Count the lines below that include the word "kalenderbereinigt" and write that number alone.

:: Records supplied

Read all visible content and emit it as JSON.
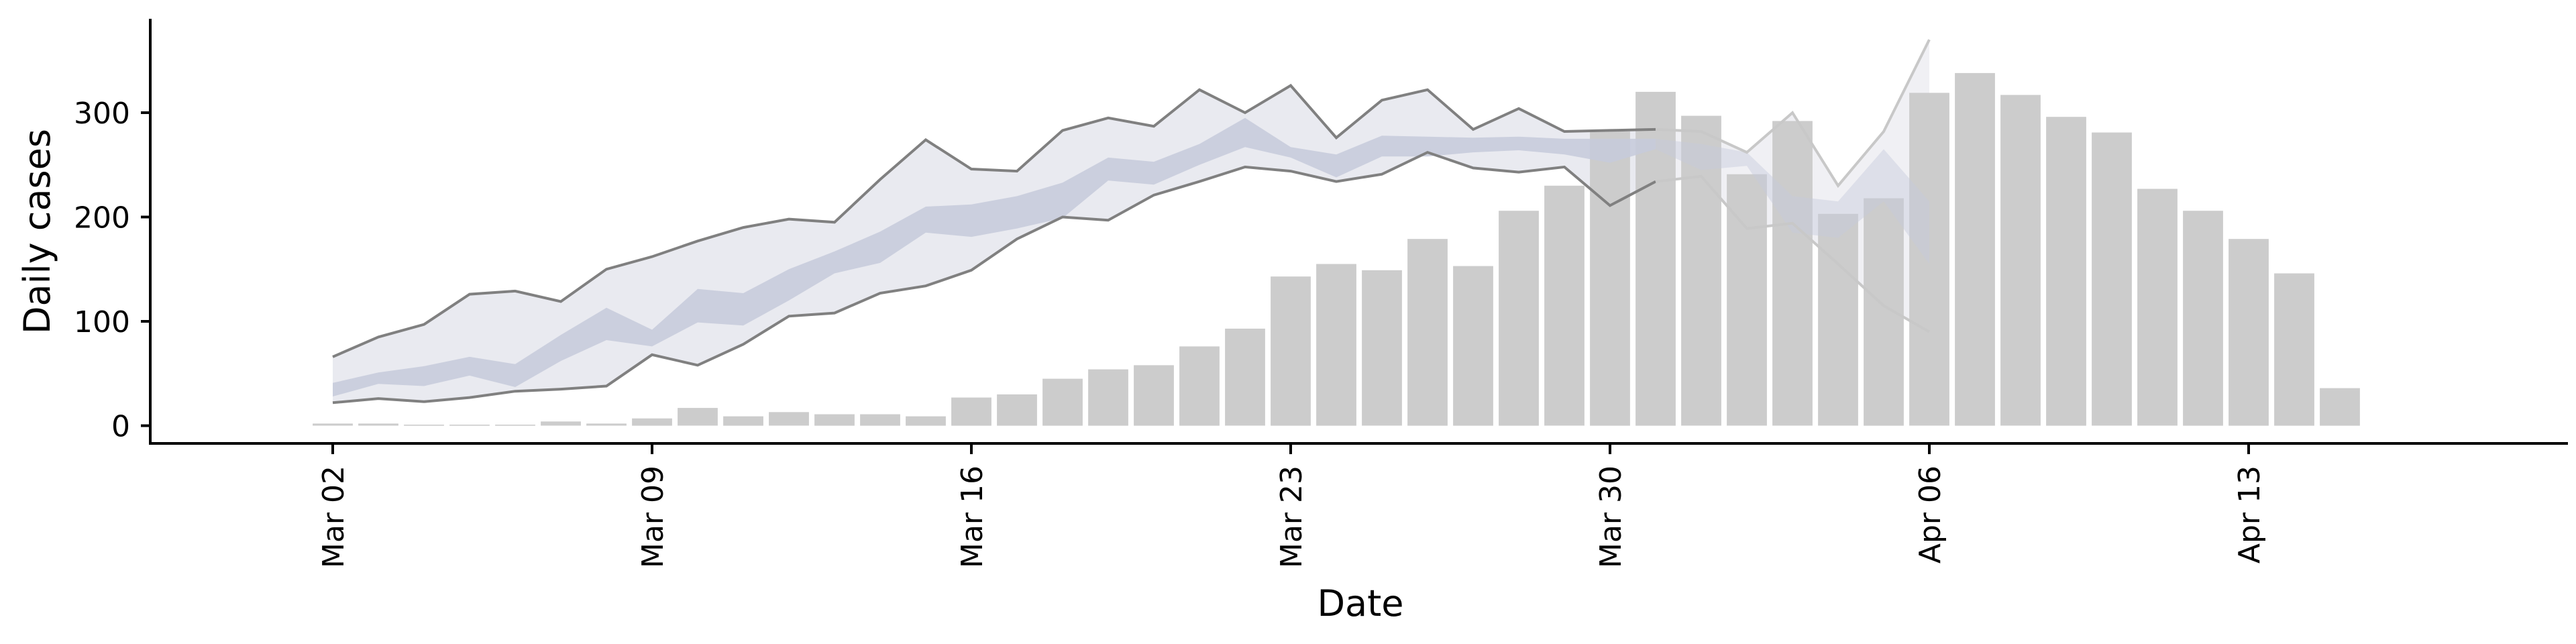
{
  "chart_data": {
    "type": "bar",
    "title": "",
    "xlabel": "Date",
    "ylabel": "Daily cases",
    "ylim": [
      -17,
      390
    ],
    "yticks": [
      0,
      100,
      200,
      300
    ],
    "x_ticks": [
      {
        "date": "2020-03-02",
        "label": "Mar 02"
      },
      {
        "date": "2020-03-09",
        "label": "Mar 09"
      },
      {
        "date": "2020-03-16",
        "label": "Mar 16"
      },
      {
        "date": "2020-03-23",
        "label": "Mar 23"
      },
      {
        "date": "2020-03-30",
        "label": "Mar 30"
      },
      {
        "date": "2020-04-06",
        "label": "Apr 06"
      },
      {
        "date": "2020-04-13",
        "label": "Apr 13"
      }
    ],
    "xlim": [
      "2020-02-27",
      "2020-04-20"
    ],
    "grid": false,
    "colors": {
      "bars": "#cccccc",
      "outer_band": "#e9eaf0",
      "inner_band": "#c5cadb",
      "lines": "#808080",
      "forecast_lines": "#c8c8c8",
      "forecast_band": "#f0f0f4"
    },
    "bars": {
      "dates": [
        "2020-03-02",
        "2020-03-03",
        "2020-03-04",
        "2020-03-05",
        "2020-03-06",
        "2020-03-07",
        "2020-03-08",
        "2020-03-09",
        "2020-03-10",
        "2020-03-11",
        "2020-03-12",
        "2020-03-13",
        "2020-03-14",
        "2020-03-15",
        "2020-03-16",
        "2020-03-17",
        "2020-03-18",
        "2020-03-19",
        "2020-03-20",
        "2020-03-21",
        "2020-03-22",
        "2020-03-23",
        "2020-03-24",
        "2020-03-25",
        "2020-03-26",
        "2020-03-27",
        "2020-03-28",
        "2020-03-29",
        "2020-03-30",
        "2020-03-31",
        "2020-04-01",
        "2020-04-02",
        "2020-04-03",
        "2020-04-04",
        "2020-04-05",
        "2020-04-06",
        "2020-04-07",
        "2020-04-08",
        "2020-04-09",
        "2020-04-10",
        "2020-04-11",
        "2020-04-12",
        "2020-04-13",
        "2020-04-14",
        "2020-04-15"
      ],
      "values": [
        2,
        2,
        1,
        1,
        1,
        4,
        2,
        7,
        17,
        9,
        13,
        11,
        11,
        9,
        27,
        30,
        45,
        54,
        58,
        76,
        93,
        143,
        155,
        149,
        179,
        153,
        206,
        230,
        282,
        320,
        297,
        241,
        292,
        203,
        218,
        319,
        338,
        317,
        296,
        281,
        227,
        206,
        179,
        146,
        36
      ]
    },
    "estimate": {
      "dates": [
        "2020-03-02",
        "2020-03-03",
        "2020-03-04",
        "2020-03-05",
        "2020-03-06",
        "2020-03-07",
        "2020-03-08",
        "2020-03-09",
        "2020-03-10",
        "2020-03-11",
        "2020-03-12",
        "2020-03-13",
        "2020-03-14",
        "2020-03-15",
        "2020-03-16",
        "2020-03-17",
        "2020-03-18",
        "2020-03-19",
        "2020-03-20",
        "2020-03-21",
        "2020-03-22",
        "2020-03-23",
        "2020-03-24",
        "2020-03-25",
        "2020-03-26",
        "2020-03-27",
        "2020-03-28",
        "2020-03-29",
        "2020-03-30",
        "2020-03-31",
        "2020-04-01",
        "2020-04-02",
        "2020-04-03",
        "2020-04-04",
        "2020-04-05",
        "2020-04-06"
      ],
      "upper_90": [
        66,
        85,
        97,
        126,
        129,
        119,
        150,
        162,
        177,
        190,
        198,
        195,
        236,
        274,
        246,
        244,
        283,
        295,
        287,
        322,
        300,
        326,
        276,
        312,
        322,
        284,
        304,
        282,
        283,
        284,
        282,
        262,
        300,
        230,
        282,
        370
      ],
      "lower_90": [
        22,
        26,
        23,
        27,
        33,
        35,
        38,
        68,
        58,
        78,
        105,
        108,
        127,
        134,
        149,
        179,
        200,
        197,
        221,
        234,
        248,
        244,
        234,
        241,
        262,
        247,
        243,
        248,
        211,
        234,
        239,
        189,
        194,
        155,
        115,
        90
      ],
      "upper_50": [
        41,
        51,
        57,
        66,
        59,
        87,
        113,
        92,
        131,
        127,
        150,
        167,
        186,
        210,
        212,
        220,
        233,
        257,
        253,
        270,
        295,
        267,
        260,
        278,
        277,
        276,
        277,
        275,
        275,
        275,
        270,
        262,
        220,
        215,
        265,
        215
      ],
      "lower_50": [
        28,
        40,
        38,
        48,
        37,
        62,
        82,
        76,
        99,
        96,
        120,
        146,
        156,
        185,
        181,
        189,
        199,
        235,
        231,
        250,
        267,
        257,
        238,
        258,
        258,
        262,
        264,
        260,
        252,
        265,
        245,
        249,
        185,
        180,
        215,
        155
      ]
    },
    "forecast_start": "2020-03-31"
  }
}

::::
:: Records supplied

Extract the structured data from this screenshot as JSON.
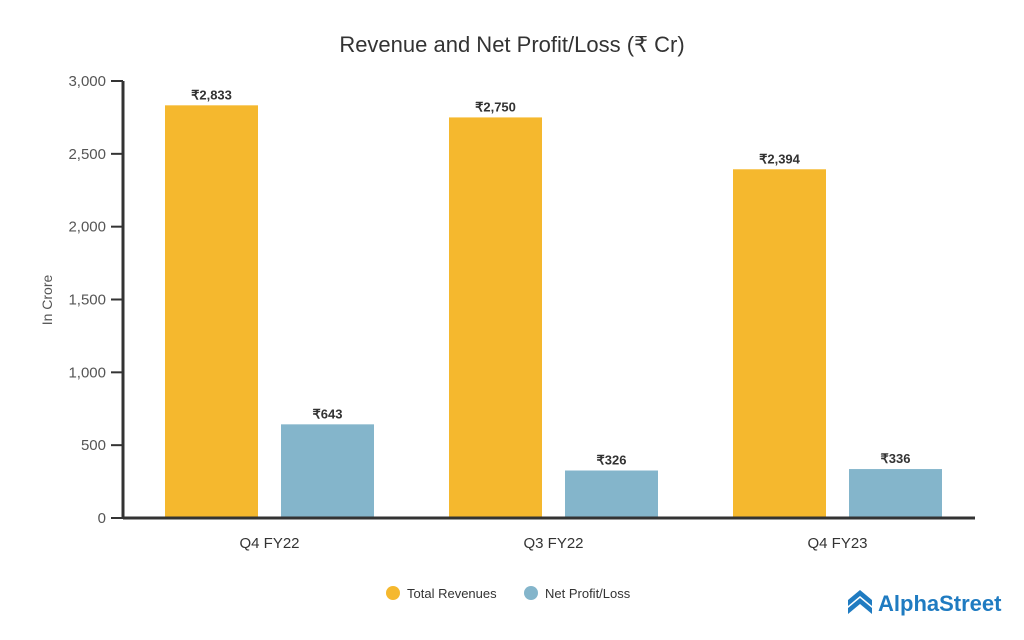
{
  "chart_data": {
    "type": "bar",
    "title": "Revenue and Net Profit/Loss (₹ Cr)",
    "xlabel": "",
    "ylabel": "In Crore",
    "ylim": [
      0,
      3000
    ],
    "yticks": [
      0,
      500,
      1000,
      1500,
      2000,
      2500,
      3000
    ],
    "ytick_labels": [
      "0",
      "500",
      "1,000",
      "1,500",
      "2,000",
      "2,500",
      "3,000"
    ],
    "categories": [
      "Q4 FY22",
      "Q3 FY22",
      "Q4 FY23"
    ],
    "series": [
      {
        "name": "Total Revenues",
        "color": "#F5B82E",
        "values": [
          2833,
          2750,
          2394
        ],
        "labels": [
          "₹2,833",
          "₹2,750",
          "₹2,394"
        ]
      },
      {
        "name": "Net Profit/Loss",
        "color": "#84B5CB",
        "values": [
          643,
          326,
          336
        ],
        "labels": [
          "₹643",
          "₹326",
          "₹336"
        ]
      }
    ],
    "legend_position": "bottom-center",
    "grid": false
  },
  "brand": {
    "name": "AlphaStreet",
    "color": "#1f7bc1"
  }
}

::::
:: Records supplied

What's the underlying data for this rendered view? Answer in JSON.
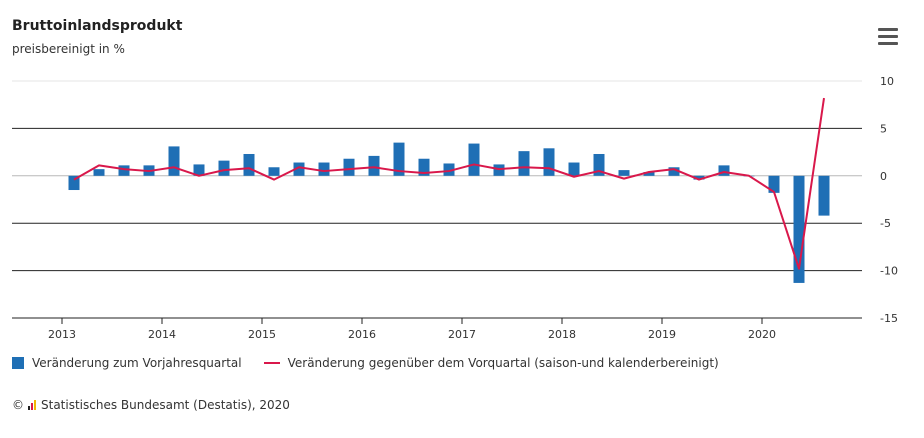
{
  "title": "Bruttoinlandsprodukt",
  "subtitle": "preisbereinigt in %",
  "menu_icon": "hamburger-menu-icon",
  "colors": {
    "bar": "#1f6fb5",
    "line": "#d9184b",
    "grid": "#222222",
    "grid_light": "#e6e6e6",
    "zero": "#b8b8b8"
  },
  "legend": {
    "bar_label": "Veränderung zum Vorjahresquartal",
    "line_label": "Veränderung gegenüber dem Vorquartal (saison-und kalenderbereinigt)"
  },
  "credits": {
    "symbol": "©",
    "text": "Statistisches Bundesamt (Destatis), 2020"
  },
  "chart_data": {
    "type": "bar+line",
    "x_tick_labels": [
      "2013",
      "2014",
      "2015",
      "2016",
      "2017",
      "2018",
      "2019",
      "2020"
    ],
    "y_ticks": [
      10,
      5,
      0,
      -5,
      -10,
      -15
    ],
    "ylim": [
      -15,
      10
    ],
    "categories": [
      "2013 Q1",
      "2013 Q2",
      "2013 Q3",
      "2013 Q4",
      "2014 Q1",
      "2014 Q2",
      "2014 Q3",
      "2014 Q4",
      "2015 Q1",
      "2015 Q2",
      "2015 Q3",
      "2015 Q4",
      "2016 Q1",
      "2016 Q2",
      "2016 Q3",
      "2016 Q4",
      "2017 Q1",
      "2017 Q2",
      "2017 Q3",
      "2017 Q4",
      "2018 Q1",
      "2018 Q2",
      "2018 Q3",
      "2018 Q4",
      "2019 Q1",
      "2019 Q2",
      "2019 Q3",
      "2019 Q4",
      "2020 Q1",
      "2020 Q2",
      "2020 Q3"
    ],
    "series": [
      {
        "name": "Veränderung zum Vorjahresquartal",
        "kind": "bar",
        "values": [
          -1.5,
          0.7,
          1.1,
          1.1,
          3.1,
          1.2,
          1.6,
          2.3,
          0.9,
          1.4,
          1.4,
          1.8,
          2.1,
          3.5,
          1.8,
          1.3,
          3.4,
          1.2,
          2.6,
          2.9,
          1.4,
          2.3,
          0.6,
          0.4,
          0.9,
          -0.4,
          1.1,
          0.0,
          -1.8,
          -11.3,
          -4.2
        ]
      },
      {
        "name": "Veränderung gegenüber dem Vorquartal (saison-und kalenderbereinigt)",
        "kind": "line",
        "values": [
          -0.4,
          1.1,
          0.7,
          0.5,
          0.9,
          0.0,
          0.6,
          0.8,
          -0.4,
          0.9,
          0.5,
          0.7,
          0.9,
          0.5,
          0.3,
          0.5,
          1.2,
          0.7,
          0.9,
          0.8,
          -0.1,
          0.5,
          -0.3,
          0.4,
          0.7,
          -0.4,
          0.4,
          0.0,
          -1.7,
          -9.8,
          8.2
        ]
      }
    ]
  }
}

::::

* **Final result**:
2